* **SELECTED TEXT**
It’s easy to imagine writing as a lonely art–locked in a room or closet with a typewriter or laptop, hours searching your own mind while a loved one knocks shyly, scoots a tray of food through the door, and scuttles away–because writers need to be alone. There’s an attractiveness in running away to a cabin by the lake, trying to understand the world in seclusion. After all, that’s where the truth is, right?

Collaborative poets Wendy Xu and Nick Sturm would disagree. In a dual interview at LitBridge both poets explain how writing poetry with a partner can work. While both question whether any kind of writing could be wholly introverted, Nick simplifies the issue when he says,

…if I’m on the phone with a poem and someone else picks up on the other line, all of a sudden there are a lot more things we can talk about. The day just got way more interesting.

Even Stephen King, in his memoir/book on craft, On Writing, says,

Write with the door closed, rewrite with the door open.

This calls for the writer to accept and even request help during the revision process, but what if we left the door open the entire time, if we invited friends for a chat and opened our lonely cabins?

For the month of June, writer and poet Mike Maggio decided to start a group writing project that would bring together twenty poets and end with twenty-one new poems. The point of the project is not only to get some poems written, but to see how working off of other people’s ideas can create poetry and to watch how personalized revision changes the collaborative poem through their own edits. The poets include: Mike Maggio, Karen Kelley, Francesca Rand, Carrie T Maison, Allison Fuentes, Barbara DeCesare, Delinda Price, Dan Cafaro, Diane T Stepro, Edward Belfar, Geoffrey D Koury, Joy Martin, Graham H Pilato, James Sears, Karin Sander, Laura S Young, Nancy Powell, Norah Vawter, Stephanie Floros, Susan Scheid, and Dave Lego.

doors

photo credit: Michael Coghlan via flickr

Mike’s group poem project takes Stephen King’s advice and flips it inward like a double-hinged saloon door. Instead of working together during revision, Mike started the project by giving each poet a first line to use:

An apple is not a story.

* **LISTED ENTRIES**

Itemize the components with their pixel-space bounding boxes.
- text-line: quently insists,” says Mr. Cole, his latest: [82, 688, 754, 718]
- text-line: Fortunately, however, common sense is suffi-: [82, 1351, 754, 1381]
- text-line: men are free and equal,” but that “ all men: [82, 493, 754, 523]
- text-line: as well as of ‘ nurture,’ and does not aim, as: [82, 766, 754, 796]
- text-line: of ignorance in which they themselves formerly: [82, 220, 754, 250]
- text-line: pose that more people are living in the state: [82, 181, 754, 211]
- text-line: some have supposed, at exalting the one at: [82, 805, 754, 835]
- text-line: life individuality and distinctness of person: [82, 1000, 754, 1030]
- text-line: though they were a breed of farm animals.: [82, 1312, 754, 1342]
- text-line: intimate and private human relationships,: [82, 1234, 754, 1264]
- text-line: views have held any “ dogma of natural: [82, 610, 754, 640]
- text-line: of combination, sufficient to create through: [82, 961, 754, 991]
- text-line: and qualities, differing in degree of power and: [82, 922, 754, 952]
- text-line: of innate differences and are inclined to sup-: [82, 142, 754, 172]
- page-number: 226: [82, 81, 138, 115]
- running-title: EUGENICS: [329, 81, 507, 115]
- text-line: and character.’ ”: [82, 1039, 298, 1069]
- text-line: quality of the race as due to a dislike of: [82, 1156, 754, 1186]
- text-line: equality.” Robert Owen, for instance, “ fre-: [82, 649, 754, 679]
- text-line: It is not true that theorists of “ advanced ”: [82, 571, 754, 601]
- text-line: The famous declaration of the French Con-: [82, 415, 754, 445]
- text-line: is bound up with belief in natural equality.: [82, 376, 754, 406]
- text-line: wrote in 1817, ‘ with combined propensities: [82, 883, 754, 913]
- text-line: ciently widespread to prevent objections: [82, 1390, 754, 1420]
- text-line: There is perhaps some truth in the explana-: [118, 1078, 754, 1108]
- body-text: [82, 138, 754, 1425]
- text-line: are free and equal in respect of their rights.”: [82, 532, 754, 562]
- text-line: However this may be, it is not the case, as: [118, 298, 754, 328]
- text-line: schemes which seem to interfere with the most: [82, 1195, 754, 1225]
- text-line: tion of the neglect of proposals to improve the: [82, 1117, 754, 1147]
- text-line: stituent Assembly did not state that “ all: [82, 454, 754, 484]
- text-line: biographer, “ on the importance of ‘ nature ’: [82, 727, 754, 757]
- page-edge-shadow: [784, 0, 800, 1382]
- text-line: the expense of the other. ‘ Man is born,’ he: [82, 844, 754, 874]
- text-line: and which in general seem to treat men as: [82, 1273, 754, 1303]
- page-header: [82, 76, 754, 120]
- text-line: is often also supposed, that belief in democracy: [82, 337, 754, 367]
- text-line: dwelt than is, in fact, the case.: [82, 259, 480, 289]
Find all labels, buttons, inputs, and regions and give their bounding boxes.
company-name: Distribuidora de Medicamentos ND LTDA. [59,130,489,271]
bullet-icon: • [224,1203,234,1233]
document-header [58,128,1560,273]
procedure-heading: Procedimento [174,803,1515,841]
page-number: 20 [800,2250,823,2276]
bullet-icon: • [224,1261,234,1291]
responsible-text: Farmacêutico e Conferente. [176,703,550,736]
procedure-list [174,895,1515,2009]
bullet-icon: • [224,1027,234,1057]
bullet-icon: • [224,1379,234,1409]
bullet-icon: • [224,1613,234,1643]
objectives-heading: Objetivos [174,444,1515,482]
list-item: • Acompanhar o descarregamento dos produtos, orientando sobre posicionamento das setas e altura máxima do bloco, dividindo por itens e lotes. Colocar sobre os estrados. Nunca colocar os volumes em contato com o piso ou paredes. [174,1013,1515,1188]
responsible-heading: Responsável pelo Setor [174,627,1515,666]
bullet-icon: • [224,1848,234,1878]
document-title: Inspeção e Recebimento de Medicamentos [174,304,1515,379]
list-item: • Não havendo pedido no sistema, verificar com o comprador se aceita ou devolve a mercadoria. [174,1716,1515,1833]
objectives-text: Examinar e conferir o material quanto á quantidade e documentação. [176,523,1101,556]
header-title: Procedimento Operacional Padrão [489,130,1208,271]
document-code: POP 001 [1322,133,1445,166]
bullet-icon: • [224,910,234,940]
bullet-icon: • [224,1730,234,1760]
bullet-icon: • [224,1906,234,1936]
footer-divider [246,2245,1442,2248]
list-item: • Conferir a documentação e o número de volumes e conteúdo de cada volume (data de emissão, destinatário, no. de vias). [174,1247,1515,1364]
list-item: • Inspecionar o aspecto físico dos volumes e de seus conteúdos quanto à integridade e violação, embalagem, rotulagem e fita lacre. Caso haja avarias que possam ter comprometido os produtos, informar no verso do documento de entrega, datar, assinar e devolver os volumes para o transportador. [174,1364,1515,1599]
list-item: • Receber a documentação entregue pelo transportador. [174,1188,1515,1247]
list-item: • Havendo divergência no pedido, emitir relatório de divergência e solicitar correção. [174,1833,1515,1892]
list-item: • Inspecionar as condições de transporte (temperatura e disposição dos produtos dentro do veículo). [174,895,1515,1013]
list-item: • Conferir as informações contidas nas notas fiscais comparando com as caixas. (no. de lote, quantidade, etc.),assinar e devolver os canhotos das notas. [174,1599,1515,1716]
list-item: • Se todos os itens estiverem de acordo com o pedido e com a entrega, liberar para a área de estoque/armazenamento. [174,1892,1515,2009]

* **REQUIREMENTS**
In the piece on collaborative poetry, what first line did Mike Maggio give each poet in his June group project?

* **THE RESPONSE**
An apple is not a story.